◆ **WRITTEN EXERCISE**: Print all entries word for word.

◆ **EXTRACTED INFORMATION**:
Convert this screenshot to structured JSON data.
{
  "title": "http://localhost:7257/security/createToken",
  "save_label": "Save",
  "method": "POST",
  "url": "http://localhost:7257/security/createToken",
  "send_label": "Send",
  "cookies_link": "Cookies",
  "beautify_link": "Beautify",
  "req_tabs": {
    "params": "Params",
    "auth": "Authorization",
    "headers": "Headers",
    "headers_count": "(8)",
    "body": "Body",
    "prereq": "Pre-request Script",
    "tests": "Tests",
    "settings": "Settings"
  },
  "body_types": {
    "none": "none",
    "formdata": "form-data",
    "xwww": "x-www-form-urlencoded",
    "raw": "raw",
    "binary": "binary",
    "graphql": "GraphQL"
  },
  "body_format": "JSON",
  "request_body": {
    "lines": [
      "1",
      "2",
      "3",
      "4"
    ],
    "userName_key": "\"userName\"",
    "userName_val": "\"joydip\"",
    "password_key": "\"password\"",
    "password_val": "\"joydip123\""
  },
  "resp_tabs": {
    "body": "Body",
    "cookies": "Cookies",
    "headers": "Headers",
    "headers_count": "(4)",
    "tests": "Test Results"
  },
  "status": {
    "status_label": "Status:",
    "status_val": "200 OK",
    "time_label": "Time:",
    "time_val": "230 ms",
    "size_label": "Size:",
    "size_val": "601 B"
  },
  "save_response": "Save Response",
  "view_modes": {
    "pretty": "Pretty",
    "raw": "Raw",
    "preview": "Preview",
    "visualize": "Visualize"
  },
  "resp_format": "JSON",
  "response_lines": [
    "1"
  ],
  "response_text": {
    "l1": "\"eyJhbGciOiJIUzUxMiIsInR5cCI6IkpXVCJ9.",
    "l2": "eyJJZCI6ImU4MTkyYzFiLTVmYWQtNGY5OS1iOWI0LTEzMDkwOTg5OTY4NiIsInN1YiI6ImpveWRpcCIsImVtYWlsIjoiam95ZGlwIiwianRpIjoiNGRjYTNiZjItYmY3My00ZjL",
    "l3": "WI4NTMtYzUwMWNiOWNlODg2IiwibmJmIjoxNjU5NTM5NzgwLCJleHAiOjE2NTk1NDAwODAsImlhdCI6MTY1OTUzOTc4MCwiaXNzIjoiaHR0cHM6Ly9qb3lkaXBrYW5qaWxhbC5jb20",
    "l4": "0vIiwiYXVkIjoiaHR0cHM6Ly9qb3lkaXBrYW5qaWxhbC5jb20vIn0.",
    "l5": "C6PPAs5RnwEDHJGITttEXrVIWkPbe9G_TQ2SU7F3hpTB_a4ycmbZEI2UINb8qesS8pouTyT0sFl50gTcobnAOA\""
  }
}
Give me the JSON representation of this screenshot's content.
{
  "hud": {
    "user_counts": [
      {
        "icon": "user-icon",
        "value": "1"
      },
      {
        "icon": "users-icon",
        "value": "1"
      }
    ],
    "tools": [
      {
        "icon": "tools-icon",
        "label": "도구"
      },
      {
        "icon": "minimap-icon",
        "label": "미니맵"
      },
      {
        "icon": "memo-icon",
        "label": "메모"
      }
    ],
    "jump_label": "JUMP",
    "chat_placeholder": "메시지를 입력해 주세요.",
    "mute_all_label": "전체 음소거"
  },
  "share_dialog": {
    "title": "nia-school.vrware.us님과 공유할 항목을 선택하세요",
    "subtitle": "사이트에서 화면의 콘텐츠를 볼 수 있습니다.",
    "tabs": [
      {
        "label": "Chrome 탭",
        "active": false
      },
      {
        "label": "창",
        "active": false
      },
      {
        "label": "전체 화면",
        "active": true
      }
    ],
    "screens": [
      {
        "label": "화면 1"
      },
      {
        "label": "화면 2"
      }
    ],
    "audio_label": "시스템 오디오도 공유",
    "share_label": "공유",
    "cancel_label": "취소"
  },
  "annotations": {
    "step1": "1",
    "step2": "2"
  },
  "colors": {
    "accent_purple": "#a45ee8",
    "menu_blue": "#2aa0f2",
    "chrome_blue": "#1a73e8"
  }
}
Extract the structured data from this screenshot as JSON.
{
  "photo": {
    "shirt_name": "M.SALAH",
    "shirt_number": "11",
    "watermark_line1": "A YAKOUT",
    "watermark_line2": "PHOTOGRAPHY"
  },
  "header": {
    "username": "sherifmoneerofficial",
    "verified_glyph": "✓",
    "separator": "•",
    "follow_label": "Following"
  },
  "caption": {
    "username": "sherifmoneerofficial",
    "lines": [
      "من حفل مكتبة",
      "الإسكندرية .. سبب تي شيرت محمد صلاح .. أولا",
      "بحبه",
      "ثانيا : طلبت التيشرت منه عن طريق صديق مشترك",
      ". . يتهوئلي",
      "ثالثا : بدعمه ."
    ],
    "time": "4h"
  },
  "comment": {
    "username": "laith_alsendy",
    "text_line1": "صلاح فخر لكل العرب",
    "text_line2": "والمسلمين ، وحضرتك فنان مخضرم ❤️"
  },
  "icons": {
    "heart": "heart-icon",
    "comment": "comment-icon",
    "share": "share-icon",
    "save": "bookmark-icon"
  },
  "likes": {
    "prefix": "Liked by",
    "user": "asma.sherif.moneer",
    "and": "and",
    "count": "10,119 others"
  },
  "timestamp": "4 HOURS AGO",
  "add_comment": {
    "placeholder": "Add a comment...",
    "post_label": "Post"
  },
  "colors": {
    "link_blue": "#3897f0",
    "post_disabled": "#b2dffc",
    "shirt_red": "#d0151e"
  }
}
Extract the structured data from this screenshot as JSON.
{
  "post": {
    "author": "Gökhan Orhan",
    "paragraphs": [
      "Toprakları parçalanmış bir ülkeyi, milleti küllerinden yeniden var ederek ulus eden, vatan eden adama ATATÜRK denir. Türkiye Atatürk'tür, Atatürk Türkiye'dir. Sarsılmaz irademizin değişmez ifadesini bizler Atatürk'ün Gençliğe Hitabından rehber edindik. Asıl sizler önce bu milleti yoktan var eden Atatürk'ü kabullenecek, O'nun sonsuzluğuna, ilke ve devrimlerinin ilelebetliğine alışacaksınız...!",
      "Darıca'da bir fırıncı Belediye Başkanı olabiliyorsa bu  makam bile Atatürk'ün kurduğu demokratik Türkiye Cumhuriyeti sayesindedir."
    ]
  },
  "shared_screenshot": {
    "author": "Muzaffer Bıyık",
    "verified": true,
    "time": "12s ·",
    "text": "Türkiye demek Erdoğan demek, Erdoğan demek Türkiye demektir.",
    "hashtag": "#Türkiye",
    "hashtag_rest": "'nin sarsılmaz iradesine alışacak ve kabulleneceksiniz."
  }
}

◆ **RESPONSE BELOW**:
Convert this screenshot to structured JSON data.
{
  "title": "http://localhost:7257/security/createToken",
  "save_label": "Save",
  "method": "POST",
  "url": "http://localhost:7257/security/createToken",
  "send_label": "Send",
  "cookies_link": "Cookies",
  "beautify_link": "Beautify",
  "req_tabs": {
    "params": "Params",
    "auth": "Authorization",
    "headers": "Headers",
    "headers_count": "(8)",
    "body": "Body",
    "prereq": "Pre-request Script",
    "tests": "Tests",
    "settings": "Settings"
  },
  "body_types": {
    "none": "none",
    "formdata": "form-data",
    "xwww": "x-www-form-urlencoded",
    "raw": "raw",
    "binary": "binary",
    "graphql": "GraphQL"
  },
  "body_format": "JSON",
  "request_body": {
    "lines": [
      "1",
      "2",
      "3",
      "4"
    ],
    "userName_key": "\"userName\"",
    "userName_val": "\"joydip\"",
    "password_key": "\"password\"",
    "password_val": "\"joydip123\""
  },
  "resp_tabs": {
    "body": "Body",
    "cookies": "Cookies",
    "headers": "Headers",
    "headers_count": "(4)",
    "tests": "Test Results"
  },
  "status": {
    "status_label": "Status:",
    "status_val": "200 OK",
    "time_label": "Time:",
    "time_val": "230 ms",
    "size_label": "Size:",
    "size_val": "601 B"
  },
  "save_response": "Save Response",
  "view_modes": {
    "pretty": "Pretty",
    "raw": "Raw",
    "preview": "Preview",
    "visualize": "Visualize"
  },
  "resp_format": "JSON",
  "response_lines": [
    "1"
  ],
  "response_text": {
    "l1": "\"eyJhbGciOiJIUzUxMiIsInR5cCI6IkpXVCJ9.",
    "l2": "eyJJZCI6ImU4MTkyYzFiLTVmYWQtNGY5OS1iOWI0LTEzMDkwOTg5OTY4NiIsInN1YiI6ImpveWRpcCIsImVtYWlsIjoiam95ZGlwIiwianRpIjoiNGRjYTNiZjItYmY3My00ZjL",
    "l3": "WI4NTMtYzUwMWNiOWNlODg2IiwibmJmIjoxNjU5NTM5NzgwLCJleHAiOjE2NTk1NDAwODAsImlhdCI6MTY1OTUzOTc4MCwiaXNzIjoiaHR0cHM6Ly9qb3lkaXBrYW5qaWxhbC5jb20",
    "l4": "0vIiwiYXVkIjoiaHR0cHM6Ly9qb3lkaXBrYW5qaWxhbC5jb20vIn0.",
    "l5": "C6PPAs5RnwEDHJGITttEXrVIWkPbe9G_TQ2SU7F3hpTB_a4ycmbZEI2UINb8qesS8pouTyT0sFl50gTcobnAOA\""
  }
}
Give me the JSON representation of this screenshot's content.
{
  "hud": {
    "user_counts": [
      {
        "icon": "user-icon",
        "value": "1"
      },
      {
        "icon": "users-icon",
        "value": "1"
      }
    ],
    "tools": [
      {
        "icon": "tools-icon",
        "label": "도구"
      },
      {
        "icon": "minimap-icon",
        "label": "미니맵"
      },
      {
        "icon": "memo-icon",
        "label": "메모"
      }
    ],
    "jump_label": "JUMP",
    "chat_placeholder": "메시지를 입력해 주세요.",
    "mute_all_label": "전체 음소거"
  },
  "share_dialog": {
    "title": "nia-school.vrware.us님과 공유할 항목을 선택하세요",
    "subtitle": "사이트에서 화면의 콘텐츠를 볼 수 있습니다.",
    "tabs": [
      {
        "label": "Chrome 탭",
        "active": false
      },
      {
        "label": "창",
        "active": false
      },
      {
        "label": "전체 화면",
        "active": true
      }
    ],
    "screens": [
      {
        "label": "화면 1"
      },
      {
        "label": "화면 2"
      }
    ],
    "audio_label": "시스템 오디오도 공유",
    "share_label": "공유",
    "cancel_label": "취소"
  },
  "annotations": {
    "step1": "1",
    "step2": "2"
  },
  "colors": {
    "accent_purple": "#a45ee8",
    "menu_blue": "#2aa0f2",
    "chrome_blue": "#1a73e8"
  }
}
Extract the structured data from this screenshot as JSON.
{
  "photo": {
    "shirt_name": "M.SALAH",
    "shirt_number": "11",
    "watermark_line1": "A YAKOUT",
    "watermark_line2": "PHOTOGRAPHY"
  },
  "header": {
    "username": "sherifmoneerofficial",
    "verified_glyph": "✓",
    "separator": "•",
    "follow_label": "Following"
  },
  "caption": {
    "username": "sherifmoneerofficial",
    "lines": [
      "من حفل مكتبة",
      "الإسكندرية .. سبب تي شيرت محمد صلاح .. أولا",
      "بحبه",
      "ثانيا : طلبت التيشرت منه عن طريق صديق مشترك",
      ". . يتهوئلي",
      "ثالثا : بدعمه ."
    ],
    "time": "4h"
  },
  "comment": {
    "username": "laith_alsendy",
    "text_line1": "صلاح فخر لكل العرب",
    "text_line2": "والمسلمين ، وحضرتك فنان مخضرم ❤️"
  },
  "icons": {
    "heart": "heart-icon",
    "comment": "comment-icon",
    "share": "share-icon",
    "save": "bookmark-icon"
  },
  "likes": {
    "prefix": "Liked by",
    "user": "asma.sherif.moneer",
    "and": "and",
    "count": "10,119 others"
  },
  "timestamp": "4 HOURS AGO",
  "add_comment": {
    "placeholder": "Add a comment...",
    "post_label": "Post"
  },
  "colors": {
    "link_blue": "#3897f0",
    "post_disabled": "#b2dffc",
    "shirt_red": "#d0151e"
  }
}
Extract the structured data from this screenshot as JSON.
{
  "post": {
    "author": "Gökhan Orhan",
    "paragraphs": [
      "Toprakları parçalanmış bir ülkeyi, milleti küllerinden yeniden var ederek ulus eden, vatan eden adama ATATÜRK denir. Türkiye Atatürk'tür, Atatürk Türkiye'dir. Sarsılmaz irademizin değişmez ifadesini bizler Atatürk'ün Gençliğe Hitabından rehber edindik. Asıl sizler önce bu milleti yoktan var eden Atatürk'ü kabullenecek, O'nun sonsuzluğuna, ilke ve devrimlerinin ilelebetliğine alışacaksınız...!",
      "Darıca'da bir fırıncı Belediye Başkanı olabiliyorsa bu  makam bile Atatürk'ün kurduğu demokratik Türkiye Cumhuriyeti sayesindedir."
    ]
  },
  "shared_screenshot": {
    "author": "Muzaffer Bıyık",
    "verified": true,
    "time": "12s ·",
    "text": "Türkiye demek Erdoğan demek, Erdoğan demek Türkiye demektir.",
    "hashtag": "#Türkiye",
    "hashtag_rest": "'nin sarsılmaz iradesine alışacak ve kabulleneceksiniz."
  }
}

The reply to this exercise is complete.